▶

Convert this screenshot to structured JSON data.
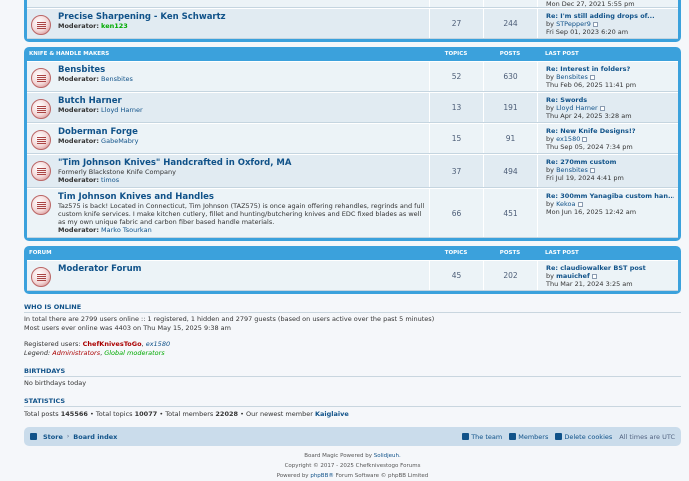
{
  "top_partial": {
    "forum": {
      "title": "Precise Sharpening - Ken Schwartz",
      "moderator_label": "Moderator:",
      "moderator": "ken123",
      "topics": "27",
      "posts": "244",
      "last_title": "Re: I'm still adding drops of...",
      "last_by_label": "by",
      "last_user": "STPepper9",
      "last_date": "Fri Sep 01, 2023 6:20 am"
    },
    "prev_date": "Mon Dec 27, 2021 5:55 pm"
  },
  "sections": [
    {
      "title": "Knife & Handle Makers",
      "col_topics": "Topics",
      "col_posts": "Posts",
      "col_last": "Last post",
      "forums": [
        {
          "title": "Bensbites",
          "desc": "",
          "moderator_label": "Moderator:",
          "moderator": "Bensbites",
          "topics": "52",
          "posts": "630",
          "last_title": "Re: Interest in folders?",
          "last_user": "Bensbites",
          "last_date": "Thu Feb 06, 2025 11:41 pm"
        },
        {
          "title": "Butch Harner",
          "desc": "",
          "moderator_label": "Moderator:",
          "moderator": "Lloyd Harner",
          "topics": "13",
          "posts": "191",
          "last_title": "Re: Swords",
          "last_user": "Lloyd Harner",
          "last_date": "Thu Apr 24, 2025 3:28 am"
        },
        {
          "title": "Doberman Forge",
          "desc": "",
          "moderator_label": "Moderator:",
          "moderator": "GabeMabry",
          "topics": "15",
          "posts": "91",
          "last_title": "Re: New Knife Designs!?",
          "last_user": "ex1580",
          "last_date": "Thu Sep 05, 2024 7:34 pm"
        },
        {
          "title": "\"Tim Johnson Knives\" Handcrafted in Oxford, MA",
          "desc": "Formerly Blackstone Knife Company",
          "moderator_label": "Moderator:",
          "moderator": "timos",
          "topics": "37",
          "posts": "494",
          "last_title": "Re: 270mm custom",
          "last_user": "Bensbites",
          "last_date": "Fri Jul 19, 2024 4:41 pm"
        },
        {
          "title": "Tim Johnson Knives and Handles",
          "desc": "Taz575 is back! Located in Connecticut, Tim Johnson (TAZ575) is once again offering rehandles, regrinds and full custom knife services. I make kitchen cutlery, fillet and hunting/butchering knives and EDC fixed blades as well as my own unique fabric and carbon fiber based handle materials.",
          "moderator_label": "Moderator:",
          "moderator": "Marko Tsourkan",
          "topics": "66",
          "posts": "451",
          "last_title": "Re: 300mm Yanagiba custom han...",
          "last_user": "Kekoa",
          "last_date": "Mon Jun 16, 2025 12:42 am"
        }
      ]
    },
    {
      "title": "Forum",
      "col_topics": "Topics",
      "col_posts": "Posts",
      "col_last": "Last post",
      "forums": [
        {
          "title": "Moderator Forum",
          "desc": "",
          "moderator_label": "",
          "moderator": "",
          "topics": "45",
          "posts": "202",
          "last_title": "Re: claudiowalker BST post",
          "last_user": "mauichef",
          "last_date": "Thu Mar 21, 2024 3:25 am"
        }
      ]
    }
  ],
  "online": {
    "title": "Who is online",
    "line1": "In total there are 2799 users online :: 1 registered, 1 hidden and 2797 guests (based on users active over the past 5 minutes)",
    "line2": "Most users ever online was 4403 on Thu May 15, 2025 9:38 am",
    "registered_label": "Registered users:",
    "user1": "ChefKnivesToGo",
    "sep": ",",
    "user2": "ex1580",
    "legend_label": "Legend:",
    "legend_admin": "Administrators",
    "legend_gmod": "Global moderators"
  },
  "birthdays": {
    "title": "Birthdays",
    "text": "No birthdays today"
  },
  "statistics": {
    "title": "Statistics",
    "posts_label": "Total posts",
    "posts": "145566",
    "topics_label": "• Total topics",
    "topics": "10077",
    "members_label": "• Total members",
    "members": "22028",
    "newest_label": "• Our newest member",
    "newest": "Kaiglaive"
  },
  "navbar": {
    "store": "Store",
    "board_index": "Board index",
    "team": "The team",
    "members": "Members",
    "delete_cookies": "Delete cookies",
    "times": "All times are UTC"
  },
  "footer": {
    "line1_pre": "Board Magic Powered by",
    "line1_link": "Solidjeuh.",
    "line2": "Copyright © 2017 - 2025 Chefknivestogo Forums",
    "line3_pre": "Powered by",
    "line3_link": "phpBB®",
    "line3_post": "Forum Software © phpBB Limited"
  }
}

◀

Omit the pictures. Output every record above word for word.

• [THE REPLY]:
Convert this screenshot to structured JSON data.
{
  "top_partial": {
    "forum": {
      "title": "Precise Sharpening - Ken Schwartz",
      "moderator_label": "Moderator:",
      "moderator": "ken123",
      "topics": "27",
      "posts": "244",
      "last_title": "Re: I'm still adding drops of...",
      "last_by_label": "by",
      "last_user": "STPepper9",
      "last_date": "Fri Sep 01, 2023 6:20 am"
    },
    "prev_date": "Mon Dec 27, 2021 5:55 pm"
  },
  "sections": [
    {
      "title": "Knife & Handle Makers",
      "col_topics": "Topics",
      "col_posts": "Posts",
      "col_last": "Last post",
      "forums": [
        {
          "title": "Bensbites",
          "desc": "",
          "moderator_label": "Moderator:",
          "moderator": "Bensbites",
          "topics": "52",
          "posts": "630",
          "last_title": "Re: Interest in folders?",
          "last_user": "Bensbites",
          "last_date": "Thu Feb 06, 2025 11:41 pm"
        },
        {
          "title": "Butch Harner",
          "desc": "",
          "moderator_label": "Moderator:",
          "moderator": "Lloyd Harner",
          "topics": "13",
          "posts": "191",
          "last_title": "Re: Swords",
          "last_user": "Lloyd Harner",
          "last_date": "Thu Apr 24, 2025 3:28 am"
        },
        {
          "title": "Doberman Forge",
          "desc": "",
          "moderator_label": "Moderator:",
          "moderator": "GabeMabry",
          "topics": "15",
          "posts": "91",
          "last_title": "Re: New Knife Designs!?",
          "last_user": "ex1580",
          "last_date": "Thu Sep 05, 2024 7:34 pm"
        },
        {
          "title": "\"Tim Johnson Knives\" Handcrafted in Oxford, MA",
          "desc": "Formerly Blackstone Knife Company",
          "moderator_label": "Moderator:",
          "moderator": "timos",
          "topics": "37",
          "posts": "494",
          "last_title": "Re: 270mm custom",
          "last_user": "Bensbites",
          "last_date": "Fri Jul 19, 2024 4:41 pm"
        },
        {
          "title": "Tim Johnson Knives and Handles",
          "desc": "Taz575 is back! Located in Connecticut, Tim Johnson (TAZ575) is once again offering rehandles, regrinds and full custom knife services. I make kitchen cutlery, fillet and hunting/butchering knives and EDC fixed blades as well as my own unique fabric and carbon fiber based handle materials.",
          "moderator_label": "Moderator:",
          "moderator": "Marko Tsourkan",
          "topics": "66",
          "posts": "451",
          "last_title": "Re: 300mm Yanagiba custom han...",
          "last_user": "Kekoa",
          "last_date": "Mon Jun 16, 2025 12:42 am"
        }
      ]
    },
    {
      "title": "Forum",
      "col_topics": "Topics",
      "col_posts": "Posts",
      "col_last": "Last post",
      "forums": [
        {
          "title": "Moderator Forum",
          "desc": "",
          "moderator_label": "",
          "moderator": "",
          "topics": "45",
          "posts": "202",
          "last_title": "Re: claudiowalker BST post",
          "last_user": "mauichef",
          "last_date": "Thu Mar 21, 2024 3:25 am"
        }
      ]
    }
  ],
  "online": {
    "title": "Who is online",
    "line1": "In total there are 2799 users online :: 1 registered, 1 hidden and 2797 guests (based on users active over the past 5 minutes)",
    "line2": "Most users ever online was 4403 on Thu May 15, 2025 9:38 am",
    "registered_label": "Registered users:",
    "user1": "ChefKnivesToGo",
    "sep": ",",
    "user2": "ex1580",
    "legend_label": "Legend:",
    "legend_admin": "Administrators",
    "legend_gmod": "Global moderators"
  },
  "birthdays": {
    "title": "Birthdays",
    "text": "No birthdays today"
  },
  "statistics": {
    "title": "Statistics",
    "posts_label": "Total posts",
    "posts": "145566",
    "topics_label": "• Total topics",
    "topics": "10077",
    "members_label": "• Total members",
    "members": "22028",
    "newest_label": "• Our newest member",
    "newest": "Kaiglaive"
  },
  "navbar": {
    "store": "Store",
    "board_index": "Board index",
    "team": "The team",
    "members": "Members",
    "delete_cookies": "Delete cookies",
    "times": "All times are UTC"
  },
  "footer": {
    "line1_pre": "Board Magic Powered by",
    "line1_link": "Solidjeuh.",
    "line2": "Copyright © 2017 - 2025 Chefknivestogo Forums",
    "line3_pre": "Powered by",
    "line3_link": "phpBB®",
    "line3_post": "Forum Software © phpBB Limited"
  }
}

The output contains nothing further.